• [OBJECTIVE]: Search the records for the word "right" and pick out every line that has it.

·····

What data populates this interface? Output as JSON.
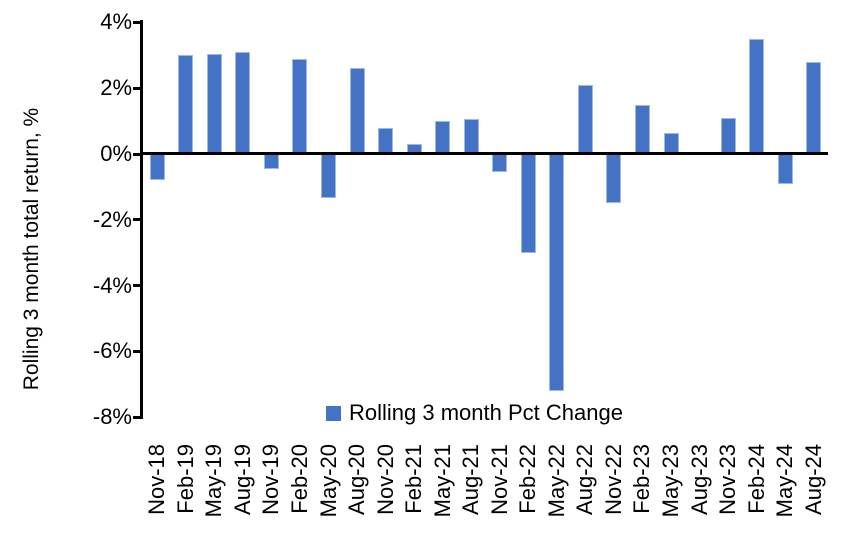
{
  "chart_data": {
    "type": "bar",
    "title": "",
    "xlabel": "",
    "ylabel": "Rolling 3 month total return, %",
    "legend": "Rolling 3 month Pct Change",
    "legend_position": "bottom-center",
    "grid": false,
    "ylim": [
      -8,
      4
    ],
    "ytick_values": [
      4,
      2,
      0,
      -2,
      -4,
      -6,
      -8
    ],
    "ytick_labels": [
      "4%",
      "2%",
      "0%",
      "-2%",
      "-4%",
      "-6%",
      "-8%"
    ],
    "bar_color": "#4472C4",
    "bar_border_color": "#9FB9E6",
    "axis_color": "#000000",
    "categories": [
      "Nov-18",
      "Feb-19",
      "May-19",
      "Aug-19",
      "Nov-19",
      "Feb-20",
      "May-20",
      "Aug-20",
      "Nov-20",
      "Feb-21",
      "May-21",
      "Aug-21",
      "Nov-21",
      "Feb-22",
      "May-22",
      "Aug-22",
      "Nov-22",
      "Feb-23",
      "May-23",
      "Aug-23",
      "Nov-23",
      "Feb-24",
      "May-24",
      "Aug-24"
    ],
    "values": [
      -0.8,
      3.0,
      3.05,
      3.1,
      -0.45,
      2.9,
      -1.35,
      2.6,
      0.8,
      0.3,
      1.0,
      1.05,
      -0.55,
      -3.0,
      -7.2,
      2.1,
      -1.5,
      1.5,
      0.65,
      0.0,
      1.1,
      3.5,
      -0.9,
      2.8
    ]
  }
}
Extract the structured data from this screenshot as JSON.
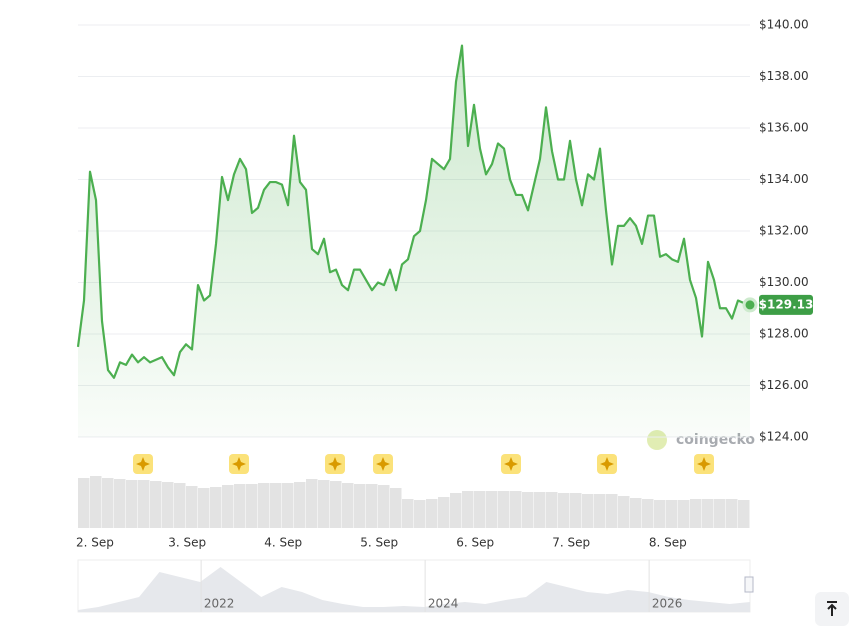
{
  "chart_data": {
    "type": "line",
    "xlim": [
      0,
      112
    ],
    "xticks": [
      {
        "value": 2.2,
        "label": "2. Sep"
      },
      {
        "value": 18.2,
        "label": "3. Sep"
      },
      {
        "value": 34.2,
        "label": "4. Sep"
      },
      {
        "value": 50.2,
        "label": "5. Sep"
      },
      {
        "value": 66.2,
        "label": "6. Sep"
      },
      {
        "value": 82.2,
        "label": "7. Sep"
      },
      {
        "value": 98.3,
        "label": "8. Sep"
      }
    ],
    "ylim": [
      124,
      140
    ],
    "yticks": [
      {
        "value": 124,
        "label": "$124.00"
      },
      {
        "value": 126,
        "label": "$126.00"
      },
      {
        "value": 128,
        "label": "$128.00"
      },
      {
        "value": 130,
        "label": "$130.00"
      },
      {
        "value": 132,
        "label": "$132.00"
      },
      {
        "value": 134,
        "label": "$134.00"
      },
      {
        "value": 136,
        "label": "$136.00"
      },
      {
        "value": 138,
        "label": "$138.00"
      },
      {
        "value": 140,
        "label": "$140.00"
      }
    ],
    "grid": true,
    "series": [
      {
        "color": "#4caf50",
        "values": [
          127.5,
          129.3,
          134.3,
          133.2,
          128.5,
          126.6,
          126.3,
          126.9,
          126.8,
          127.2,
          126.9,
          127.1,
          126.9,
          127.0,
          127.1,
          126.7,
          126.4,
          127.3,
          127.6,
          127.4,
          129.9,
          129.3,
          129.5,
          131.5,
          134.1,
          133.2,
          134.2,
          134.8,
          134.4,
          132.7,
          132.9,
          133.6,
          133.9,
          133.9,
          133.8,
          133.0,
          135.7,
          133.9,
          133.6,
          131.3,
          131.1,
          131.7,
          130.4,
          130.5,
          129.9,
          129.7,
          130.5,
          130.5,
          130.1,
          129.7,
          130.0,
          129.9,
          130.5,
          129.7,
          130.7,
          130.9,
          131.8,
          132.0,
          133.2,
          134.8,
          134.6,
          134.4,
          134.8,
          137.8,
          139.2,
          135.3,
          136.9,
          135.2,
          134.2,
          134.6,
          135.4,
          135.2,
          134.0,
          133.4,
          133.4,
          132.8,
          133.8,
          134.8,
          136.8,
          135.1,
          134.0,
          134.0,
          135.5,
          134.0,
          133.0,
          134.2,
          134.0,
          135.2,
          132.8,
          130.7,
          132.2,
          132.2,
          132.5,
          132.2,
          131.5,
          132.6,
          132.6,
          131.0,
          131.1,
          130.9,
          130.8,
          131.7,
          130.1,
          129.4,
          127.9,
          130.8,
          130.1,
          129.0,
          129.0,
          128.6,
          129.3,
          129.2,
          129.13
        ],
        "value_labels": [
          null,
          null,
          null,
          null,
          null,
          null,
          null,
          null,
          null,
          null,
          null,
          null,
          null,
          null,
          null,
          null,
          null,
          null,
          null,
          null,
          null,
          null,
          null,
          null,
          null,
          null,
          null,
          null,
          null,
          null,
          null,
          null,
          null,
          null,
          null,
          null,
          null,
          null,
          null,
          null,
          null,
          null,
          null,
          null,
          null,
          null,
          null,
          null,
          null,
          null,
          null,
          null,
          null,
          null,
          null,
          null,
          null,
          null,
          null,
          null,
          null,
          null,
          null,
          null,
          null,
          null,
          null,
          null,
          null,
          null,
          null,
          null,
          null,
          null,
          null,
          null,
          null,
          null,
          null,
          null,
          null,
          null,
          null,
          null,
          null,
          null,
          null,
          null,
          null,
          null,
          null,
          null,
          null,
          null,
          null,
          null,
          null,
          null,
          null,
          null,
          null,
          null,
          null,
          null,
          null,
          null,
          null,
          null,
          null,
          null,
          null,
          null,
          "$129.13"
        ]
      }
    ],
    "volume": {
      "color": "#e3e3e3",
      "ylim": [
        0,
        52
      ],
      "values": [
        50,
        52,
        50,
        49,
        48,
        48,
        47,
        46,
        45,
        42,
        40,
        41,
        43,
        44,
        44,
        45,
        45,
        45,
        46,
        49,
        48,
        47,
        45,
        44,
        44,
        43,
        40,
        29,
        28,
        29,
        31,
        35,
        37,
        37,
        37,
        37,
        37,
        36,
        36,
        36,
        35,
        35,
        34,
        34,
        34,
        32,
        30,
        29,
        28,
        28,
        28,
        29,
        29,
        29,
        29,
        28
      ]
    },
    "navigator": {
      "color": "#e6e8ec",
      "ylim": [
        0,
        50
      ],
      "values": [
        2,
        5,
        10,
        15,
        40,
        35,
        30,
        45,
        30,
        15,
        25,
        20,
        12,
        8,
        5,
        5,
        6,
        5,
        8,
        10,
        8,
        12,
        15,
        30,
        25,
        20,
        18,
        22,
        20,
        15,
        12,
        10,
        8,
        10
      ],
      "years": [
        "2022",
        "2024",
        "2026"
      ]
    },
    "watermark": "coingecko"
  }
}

·····

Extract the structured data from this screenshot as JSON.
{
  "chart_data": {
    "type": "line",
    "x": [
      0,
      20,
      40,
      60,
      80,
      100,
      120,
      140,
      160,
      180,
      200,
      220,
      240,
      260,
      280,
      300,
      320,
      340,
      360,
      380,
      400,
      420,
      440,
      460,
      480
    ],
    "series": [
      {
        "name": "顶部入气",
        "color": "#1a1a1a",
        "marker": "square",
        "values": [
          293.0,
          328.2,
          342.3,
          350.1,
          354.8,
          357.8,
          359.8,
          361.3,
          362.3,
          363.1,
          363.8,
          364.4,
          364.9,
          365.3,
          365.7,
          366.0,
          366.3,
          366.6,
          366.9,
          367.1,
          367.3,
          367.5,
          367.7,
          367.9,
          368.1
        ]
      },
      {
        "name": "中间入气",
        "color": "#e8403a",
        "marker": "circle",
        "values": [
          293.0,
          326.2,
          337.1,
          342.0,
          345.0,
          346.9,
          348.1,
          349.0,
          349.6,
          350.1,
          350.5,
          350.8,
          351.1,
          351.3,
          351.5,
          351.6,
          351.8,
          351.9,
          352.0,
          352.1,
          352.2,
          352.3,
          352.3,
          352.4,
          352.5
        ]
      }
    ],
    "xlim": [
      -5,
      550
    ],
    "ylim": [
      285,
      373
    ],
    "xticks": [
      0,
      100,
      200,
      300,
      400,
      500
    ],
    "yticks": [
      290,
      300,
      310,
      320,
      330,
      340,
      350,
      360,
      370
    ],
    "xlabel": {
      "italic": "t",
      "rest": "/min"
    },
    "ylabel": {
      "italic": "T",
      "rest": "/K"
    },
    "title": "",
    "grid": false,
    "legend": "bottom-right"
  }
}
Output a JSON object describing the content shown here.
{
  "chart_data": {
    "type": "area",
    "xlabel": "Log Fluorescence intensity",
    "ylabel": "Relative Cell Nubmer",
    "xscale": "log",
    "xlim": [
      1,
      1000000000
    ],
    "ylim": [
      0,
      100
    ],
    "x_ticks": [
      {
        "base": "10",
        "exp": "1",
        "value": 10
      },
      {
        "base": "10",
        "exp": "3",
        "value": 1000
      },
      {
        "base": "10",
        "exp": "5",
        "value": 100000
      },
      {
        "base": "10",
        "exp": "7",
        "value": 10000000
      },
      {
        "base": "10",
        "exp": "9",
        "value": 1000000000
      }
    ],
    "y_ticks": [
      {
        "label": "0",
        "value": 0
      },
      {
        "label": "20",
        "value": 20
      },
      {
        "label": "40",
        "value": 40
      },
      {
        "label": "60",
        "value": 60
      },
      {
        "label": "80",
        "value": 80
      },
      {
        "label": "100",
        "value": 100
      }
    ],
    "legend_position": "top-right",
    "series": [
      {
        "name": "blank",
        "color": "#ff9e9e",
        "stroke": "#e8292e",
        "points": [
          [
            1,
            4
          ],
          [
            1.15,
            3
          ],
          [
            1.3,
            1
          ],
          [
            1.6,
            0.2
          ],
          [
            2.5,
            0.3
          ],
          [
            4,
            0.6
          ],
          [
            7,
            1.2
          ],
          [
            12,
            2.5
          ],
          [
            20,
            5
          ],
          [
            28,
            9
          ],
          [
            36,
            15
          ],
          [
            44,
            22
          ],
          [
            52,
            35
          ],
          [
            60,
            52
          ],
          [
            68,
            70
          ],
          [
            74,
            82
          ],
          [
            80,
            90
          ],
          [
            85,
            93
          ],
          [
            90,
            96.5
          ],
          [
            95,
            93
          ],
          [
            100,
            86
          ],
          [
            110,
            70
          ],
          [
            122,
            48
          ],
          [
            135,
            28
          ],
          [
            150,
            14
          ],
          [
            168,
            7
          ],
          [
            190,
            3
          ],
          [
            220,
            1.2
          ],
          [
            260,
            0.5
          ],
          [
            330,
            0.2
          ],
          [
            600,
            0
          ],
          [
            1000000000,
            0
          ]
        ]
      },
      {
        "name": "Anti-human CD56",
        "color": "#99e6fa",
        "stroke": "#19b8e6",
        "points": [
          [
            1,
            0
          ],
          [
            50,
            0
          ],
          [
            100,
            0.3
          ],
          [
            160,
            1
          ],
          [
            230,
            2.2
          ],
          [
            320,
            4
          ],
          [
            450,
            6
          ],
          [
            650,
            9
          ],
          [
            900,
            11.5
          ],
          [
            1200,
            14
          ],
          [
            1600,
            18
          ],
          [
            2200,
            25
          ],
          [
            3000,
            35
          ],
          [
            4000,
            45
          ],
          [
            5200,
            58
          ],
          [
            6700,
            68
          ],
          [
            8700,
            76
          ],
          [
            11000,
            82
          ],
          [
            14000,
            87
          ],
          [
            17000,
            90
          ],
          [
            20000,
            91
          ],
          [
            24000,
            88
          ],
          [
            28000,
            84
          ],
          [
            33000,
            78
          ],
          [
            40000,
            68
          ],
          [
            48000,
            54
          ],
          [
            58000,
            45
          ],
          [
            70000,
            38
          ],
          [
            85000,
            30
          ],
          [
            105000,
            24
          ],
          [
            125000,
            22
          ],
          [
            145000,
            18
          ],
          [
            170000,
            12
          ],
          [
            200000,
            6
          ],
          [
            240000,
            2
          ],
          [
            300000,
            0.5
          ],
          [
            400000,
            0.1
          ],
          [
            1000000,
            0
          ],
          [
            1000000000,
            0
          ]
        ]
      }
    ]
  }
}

·····

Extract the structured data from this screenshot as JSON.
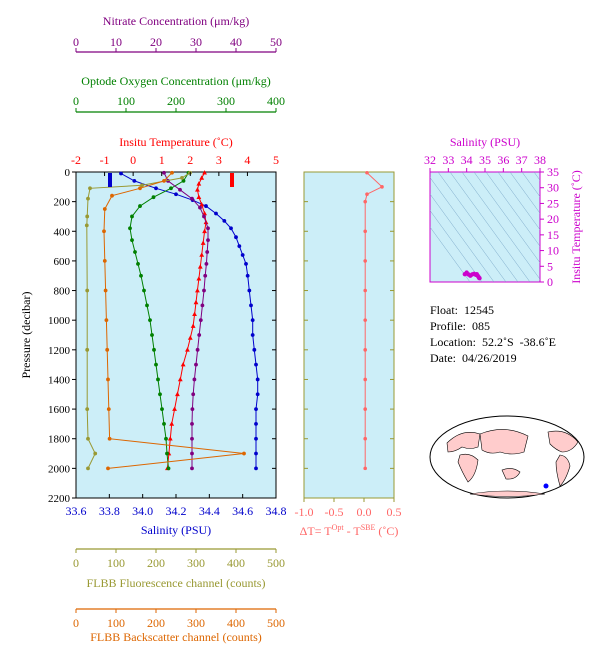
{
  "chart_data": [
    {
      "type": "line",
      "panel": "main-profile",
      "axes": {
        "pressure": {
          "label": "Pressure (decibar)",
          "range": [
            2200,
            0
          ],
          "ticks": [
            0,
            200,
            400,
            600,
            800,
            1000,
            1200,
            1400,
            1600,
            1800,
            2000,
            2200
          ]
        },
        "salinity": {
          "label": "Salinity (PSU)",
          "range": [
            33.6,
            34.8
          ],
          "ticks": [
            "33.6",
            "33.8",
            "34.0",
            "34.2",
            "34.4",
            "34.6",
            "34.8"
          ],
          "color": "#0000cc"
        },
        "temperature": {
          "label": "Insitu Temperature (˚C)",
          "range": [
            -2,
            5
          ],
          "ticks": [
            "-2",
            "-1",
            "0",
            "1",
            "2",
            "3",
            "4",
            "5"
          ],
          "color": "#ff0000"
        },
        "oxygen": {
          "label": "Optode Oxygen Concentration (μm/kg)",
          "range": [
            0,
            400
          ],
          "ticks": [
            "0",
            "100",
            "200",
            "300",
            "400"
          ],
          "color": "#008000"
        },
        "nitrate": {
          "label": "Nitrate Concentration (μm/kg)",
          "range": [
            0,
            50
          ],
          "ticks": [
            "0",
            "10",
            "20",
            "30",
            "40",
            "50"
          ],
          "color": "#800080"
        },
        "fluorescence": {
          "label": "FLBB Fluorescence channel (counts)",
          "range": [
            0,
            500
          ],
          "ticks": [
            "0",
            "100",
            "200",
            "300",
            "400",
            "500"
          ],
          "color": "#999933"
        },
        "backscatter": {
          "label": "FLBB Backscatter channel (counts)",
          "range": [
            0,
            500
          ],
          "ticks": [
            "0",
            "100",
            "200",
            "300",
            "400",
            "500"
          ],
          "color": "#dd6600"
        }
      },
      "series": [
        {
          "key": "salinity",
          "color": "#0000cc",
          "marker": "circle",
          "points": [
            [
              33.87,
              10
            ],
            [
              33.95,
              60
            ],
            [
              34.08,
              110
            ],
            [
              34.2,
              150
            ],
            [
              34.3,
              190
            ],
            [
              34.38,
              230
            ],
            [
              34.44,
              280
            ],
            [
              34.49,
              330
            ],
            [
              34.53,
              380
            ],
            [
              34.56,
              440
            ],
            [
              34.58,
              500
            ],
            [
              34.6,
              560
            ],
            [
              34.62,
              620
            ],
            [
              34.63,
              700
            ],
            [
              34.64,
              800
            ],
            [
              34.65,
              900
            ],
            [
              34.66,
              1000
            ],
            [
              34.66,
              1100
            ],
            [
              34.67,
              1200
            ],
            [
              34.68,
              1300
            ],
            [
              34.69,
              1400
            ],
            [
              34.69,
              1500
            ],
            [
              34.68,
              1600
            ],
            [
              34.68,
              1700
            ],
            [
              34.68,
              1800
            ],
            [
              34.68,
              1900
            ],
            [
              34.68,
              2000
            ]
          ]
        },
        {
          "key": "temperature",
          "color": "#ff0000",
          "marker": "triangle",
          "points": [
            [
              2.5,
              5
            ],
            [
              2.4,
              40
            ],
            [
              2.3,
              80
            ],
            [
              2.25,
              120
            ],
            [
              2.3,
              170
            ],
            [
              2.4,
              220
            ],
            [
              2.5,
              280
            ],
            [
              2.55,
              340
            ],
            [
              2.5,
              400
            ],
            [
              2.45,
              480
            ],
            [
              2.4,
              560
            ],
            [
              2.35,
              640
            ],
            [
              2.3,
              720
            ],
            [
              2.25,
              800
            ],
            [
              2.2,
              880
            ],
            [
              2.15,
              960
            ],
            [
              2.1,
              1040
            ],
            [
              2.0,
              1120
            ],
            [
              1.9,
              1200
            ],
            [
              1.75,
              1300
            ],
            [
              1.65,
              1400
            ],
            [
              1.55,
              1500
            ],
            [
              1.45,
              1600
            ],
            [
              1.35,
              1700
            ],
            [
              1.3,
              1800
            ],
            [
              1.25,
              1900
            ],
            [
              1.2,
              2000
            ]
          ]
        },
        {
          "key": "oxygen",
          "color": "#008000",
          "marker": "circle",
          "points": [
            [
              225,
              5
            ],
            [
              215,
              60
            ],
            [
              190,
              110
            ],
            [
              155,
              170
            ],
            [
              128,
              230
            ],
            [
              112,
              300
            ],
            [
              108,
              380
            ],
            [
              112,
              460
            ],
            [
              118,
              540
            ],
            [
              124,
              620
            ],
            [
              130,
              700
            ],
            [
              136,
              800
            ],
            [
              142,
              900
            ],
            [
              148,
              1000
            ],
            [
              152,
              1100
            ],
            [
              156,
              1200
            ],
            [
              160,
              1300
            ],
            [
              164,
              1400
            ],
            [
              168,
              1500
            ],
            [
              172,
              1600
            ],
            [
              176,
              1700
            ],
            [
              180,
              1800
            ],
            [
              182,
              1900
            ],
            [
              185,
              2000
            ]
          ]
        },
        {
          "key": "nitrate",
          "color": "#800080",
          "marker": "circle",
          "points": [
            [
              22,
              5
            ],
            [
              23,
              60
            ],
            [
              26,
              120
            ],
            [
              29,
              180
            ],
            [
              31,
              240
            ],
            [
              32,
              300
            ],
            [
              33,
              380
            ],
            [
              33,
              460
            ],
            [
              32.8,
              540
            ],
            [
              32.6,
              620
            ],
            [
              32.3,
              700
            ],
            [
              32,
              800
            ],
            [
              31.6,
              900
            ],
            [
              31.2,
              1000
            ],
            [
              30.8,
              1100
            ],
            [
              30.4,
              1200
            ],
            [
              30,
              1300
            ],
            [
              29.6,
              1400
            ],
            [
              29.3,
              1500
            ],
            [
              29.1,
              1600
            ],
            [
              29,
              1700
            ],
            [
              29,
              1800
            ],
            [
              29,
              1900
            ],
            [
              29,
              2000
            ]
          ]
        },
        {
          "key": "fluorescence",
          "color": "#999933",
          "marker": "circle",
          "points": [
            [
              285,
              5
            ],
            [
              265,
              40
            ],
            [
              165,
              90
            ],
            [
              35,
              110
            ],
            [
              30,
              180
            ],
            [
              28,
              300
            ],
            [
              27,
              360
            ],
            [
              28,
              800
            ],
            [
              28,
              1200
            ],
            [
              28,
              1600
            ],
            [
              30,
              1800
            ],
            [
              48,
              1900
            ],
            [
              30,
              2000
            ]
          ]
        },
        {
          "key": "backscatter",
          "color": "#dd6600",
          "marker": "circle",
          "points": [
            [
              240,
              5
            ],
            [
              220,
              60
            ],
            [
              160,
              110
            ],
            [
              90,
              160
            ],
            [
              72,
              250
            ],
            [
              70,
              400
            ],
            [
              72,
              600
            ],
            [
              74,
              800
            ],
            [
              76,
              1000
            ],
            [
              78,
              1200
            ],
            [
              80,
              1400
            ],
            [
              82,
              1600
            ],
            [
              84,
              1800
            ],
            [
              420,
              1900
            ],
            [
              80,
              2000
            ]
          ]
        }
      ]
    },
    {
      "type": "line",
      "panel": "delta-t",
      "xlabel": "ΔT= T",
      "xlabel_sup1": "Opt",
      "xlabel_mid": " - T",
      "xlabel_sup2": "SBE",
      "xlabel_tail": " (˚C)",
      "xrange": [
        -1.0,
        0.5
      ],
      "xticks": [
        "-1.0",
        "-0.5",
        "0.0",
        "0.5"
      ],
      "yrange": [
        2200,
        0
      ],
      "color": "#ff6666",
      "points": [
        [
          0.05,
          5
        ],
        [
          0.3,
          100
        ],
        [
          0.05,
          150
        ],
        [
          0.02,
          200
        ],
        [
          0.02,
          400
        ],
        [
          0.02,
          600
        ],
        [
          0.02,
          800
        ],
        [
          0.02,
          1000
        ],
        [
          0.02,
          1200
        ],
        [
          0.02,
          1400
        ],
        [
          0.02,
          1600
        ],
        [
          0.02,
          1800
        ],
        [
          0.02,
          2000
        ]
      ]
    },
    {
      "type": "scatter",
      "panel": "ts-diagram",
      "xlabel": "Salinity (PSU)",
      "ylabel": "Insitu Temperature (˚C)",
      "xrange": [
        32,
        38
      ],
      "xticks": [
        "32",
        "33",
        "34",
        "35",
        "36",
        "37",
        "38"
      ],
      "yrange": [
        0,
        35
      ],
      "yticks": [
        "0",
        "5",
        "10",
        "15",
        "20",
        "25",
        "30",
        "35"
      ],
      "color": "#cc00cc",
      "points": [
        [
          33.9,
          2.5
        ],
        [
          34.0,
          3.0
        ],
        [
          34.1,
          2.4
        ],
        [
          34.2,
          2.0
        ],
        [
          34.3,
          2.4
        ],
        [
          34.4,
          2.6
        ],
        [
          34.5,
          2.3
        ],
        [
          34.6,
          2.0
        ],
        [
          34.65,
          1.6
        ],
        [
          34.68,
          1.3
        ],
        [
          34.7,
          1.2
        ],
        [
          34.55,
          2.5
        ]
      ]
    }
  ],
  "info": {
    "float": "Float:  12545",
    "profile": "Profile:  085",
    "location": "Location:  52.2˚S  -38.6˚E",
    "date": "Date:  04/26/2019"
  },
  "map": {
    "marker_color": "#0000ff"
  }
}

·····

• [EXERCISE RESULT]:
    "legend": "bottom-right"
    "legend_position": "top-right",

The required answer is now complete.